◆ **Request**
Look through the records below, count the lines with the word "continues", and reply with only the number.

◆ **Collection entries**
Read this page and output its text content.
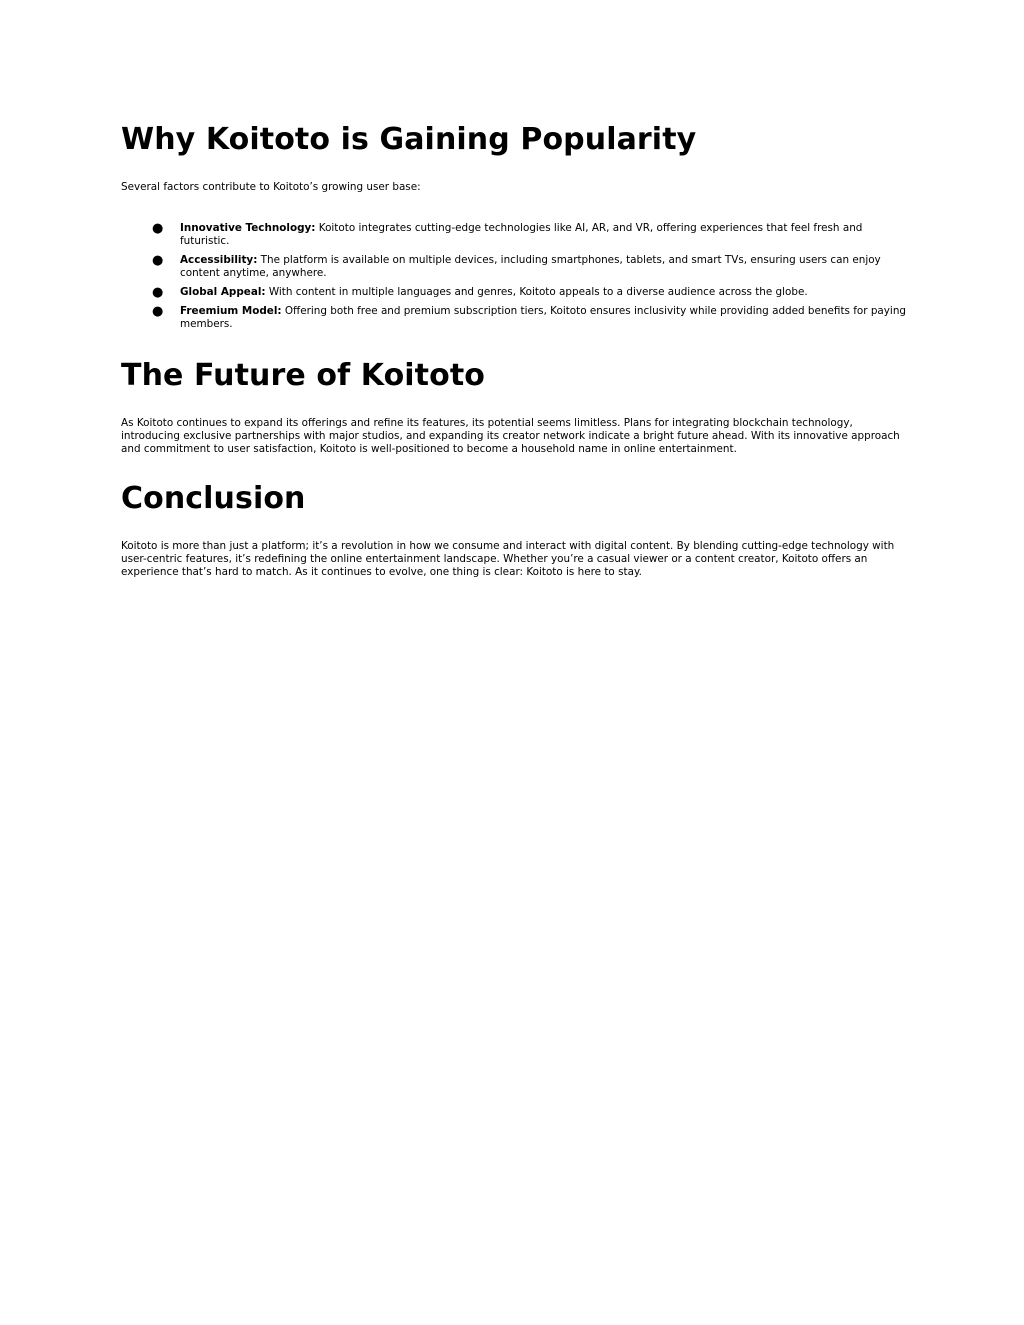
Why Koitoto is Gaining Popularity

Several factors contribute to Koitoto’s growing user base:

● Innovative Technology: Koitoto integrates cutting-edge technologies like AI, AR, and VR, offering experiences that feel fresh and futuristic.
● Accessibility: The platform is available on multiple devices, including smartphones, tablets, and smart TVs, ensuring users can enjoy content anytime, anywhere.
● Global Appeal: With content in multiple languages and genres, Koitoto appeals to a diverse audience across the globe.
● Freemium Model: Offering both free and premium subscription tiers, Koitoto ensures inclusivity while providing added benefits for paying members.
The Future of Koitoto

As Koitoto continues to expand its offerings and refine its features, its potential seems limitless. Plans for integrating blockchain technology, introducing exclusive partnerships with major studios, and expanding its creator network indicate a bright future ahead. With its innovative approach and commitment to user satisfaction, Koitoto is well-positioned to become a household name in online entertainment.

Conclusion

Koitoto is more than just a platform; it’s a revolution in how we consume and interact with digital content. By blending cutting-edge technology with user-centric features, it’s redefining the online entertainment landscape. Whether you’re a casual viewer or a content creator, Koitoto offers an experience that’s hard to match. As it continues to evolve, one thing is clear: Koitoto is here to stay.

==

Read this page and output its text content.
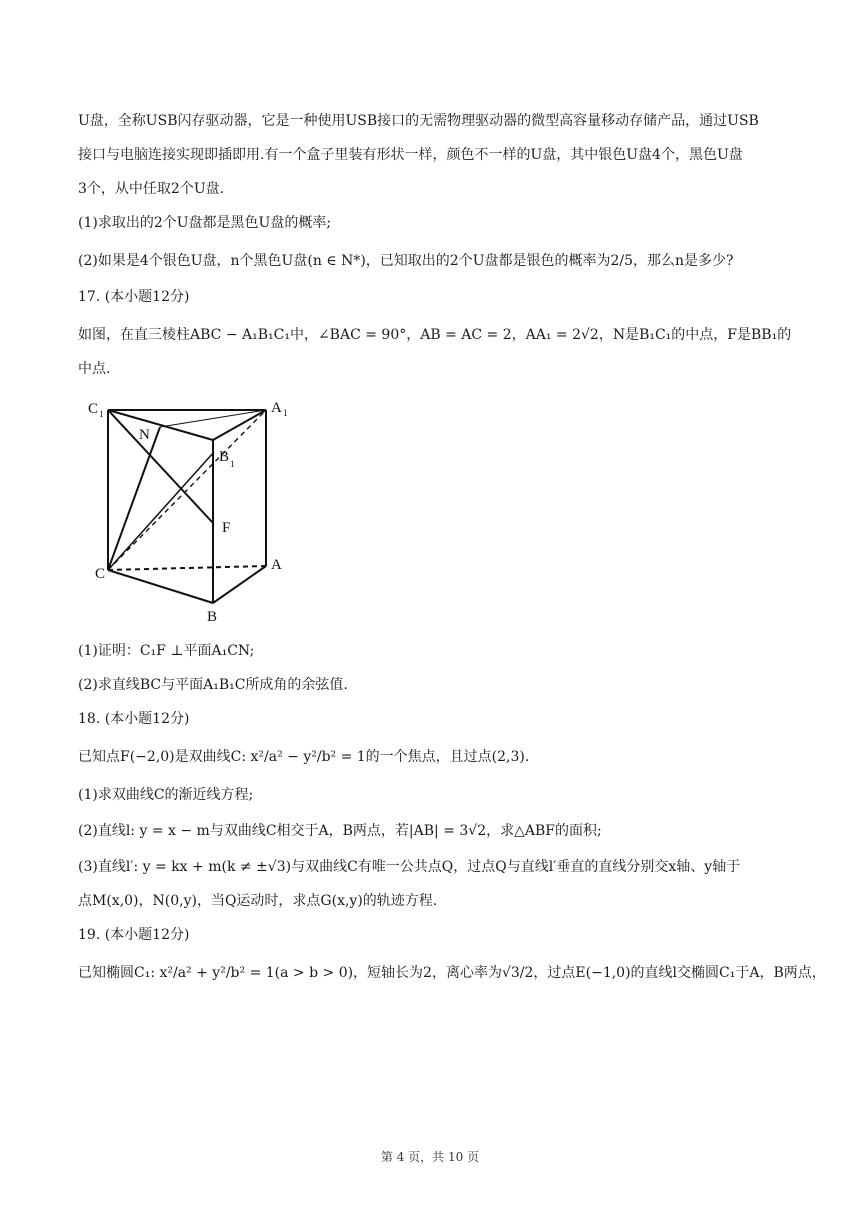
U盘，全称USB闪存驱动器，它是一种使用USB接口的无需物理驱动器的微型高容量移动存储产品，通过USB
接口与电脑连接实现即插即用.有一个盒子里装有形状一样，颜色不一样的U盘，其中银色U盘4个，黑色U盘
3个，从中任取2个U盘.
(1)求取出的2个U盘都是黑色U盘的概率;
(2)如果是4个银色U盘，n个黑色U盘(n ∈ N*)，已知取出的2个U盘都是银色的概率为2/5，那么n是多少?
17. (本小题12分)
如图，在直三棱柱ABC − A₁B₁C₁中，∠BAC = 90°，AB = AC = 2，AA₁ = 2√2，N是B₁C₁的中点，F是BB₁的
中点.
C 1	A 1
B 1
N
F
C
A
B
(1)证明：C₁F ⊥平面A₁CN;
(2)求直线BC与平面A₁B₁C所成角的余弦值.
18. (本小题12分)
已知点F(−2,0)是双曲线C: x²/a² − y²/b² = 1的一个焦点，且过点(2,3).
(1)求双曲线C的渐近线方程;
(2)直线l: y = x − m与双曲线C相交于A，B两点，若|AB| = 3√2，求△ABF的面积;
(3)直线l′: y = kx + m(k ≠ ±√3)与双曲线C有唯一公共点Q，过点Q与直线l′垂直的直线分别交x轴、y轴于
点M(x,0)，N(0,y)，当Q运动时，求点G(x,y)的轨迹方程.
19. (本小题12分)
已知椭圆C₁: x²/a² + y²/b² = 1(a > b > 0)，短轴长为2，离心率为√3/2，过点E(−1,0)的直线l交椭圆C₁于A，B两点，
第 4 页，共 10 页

◆ **Written response**
2